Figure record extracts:
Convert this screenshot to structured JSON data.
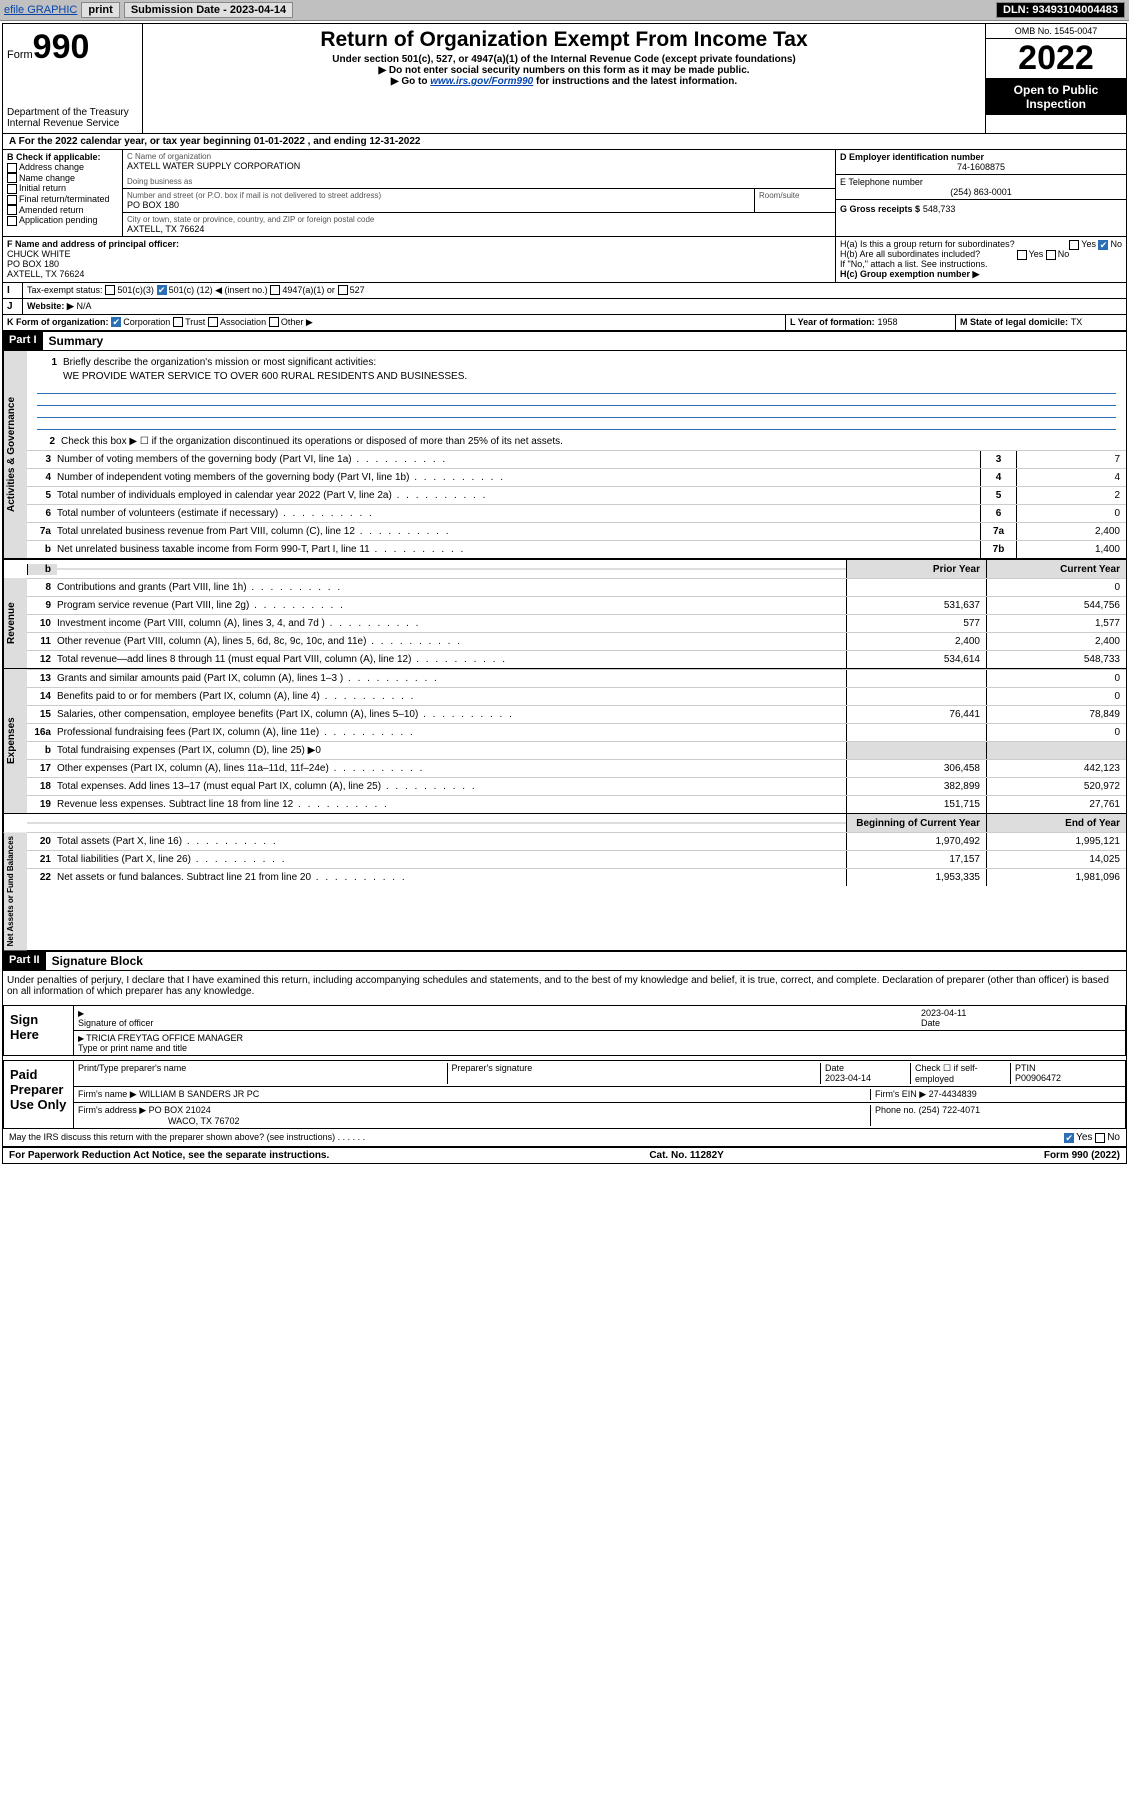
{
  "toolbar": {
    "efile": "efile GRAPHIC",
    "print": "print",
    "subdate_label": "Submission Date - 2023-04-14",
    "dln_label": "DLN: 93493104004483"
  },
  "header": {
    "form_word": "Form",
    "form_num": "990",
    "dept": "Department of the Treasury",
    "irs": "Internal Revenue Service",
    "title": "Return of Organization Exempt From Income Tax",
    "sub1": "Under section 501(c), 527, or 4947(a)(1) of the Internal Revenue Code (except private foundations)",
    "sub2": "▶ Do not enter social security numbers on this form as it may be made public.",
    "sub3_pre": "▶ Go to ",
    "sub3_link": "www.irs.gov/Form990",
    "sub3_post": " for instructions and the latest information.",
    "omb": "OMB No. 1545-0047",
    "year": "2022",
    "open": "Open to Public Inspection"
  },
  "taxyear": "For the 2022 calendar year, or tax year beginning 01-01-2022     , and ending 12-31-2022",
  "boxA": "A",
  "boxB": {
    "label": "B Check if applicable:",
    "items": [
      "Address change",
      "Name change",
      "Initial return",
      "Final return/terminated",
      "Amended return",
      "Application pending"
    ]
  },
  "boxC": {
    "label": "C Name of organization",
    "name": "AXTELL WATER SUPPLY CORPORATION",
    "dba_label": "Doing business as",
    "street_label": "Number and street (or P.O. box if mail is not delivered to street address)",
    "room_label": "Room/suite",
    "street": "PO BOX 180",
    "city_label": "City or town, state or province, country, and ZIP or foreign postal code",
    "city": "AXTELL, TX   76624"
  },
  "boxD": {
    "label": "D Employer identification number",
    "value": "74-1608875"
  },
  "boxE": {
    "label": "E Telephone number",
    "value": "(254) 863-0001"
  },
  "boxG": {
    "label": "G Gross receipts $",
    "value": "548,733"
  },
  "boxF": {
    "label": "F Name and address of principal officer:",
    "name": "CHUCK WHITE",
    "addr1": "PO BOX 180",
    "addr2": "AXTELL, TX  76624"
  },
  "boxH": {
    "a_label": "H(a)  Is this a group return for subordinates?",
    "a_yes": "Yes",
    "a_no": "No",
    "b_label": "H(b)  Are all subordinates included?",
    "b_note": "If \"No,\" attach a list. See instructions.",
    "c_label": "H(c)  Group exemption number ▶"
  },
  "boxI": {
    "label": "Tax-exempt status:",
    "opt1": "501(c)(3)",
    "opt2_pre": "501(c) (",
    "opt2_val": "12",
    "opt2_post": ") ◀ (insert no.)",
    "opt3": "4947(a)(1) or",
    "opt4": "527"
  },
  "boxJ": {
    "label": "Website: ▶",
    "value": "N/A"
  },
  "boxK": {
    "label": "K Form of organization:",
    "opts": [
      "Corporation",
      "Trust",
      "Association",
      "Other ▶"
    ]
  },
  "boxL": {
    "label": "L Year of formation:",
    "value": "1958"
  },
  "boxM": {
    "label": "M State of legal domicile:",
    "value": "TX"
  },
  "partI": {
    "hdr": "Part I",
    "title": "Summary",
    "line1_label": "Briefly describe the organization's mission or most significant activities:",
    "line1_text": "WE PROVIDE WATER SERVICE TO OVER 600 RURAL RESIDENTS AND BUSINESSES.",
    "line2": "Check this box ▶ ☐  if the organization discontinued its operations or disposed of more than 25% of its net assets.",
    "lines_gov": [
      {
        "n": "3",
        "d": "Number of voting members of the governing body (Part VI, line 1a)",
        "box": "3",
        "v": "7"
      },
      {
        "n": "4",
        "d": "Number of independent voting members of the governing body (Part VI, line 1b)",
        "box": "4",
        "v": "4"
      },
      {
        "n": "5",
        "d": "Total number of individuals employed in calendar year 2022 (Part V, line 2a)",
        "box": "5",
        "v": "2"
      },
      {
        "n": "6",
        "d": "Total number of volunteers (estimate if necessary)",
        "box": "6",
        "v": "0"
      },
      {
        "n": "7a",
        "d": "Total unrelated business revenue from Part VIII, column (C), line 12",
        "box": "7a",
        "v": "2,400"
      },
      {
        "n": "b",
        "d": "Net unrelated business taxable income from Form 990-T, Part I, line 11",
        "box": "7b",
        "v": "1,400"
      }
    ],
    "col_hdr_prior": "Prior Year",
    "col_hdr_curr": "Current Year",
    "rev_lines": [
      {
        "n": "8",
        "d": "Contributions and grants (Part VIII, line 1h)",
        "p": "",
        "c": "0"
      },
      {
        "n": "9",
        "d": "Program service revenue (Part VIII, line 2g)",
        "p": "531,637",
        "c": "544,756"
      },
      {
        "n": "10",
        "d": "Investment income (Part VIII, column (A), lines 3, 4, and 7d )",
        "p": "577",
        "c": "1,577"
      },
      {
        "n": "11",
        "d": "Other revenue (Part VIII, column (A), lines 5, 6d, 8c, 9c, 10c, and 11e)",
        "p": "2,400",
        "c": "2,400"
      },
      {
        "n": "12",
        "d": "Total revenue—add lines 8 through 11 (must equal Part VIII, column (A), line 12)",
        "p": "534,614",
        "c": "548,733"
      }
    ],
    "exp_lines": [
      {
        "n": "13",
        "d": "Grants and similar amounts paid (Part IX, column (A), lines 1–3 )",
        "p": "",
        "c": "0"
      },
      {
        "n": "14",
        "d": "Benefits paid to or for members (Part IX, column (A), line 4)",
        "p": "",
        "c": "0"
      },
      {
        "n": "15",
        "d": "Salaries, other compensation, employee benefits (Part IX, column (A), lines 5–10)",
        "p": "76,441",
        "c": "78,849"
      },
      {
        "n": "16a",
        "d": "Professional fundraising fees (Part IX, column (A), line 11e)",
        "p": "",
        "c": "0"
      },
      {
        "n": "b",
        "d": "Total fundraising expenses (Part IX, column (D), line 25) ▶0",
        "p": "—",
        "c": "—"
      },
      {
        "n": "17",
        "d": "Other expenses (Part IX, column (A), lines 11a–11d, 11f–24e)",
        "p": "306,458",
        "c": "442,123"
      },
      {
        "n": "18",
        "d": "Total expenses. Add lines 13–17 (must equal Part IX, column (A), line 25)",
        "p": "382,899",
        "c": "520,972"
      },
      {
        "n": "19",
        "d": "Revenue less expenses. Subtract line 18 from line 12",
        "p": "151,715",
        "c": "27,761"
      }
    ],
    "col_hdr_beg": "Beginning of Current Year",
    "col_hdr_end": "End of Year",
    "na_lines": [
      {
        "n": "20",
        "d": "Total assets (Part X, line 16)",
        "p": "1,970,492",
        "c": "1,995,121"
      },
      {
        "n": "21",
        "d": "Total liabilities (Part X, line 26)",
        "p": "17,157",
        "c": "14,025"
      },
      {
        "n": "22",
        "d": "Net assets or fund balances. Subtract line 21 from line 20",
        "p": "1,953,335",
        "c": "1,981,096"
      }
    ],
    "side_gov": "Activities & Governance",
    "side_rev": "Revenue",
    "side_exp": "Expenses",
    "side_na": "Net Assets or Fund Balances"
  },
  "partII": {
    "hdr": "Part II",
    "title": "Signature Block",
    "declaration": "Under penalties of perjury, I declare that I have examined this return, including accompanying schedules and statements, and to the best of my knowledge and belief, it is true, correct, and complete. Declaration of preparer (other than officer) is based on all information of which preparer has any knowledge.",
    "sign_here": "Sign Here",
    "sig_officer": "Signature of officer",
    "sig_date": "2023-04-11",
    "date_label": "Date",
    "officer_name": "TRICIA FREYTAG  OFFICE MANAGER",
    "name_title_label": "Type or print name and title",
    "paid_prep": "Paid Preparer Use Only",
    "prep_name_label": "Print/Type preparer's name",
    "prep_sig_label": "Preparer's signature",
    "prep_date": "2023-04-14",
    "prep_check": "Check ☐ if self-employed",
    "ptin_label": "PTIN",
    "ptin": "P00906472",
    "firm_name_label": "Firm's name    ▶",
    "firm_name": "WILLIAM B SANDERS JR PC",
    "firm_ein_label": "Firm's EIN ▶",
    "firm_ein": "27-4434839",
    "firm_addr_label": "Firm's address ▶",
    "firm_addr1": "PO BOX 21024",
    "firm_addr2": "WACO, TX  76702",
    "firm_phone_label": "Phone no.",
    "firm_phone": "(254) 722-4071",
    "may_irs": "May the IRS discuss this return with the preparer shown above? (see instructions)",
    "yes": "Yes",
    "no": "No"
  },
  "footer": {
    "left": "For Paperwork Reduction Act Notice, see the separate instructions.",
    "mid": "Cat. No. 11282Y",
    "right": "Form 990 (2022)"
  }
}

● WORK TO COMPLETE: How many lines in these entries contain the string "Check"? State the number and nothing more.

● EXERCISE OUTPUT: 3